>>>>>
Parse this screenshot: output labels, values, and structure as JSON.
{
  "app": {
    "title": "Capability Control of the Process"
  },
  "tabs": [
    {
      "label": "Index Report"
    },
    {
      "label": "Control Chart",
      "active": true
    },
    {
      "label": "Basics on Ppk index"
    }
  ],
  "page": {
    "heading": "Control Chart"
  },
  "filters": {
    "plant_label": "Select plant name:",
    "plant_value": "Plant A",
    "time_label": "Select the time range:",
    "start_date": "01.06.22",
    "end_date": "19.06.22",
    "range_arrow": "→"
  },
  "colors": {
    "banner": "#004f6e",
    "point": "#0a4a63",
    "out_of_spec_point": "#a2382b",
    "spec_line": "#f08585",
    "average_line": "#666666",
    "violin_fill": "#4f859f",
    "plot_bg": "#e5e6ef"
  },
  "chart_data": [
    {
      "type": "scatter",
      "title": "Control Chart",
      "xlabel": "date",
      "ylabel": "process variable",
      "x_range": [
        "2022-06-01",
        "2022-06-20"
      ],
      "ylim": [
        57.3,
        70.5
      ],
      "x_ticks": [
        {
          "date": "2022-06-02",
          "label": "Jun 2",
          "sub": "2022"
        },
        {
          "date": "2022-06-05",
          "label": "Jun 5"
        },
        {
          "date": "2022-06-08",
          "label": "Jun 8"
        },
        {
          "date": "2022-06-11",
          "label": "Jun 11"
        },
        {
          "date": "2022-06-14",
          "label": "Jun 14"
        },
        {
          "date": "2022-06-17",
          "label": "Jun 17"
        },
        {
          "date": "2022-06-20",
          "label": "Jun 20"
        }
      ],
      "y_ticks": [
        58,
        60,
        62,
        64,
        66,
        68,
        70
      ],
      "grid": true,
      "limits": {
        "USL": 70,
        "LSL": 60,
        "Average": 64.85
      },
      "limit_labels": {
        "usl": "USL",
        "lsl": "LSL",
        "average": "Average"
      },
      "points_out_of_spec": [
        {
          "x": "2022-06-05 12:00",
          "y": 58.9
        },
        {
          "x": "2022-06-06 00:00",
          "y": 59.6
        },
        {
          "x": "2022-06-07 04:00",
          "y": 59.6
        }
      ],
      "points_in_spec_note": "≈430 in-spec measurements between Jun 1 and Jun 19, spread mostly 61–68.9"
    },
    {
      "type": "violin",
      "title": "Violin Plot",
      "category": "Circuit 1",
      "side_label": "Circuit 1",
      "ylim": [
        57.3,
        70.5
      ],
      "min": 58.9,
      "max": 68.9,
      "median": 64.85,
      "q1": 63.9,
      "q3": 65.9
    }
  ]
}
<<<<<
What to produce: Track down all lines above with the string "title" and copy them.

Task answer:
    "title": "Capability Control of the Process"
      "title": "Control Chart",
      "title": "Violin Plot",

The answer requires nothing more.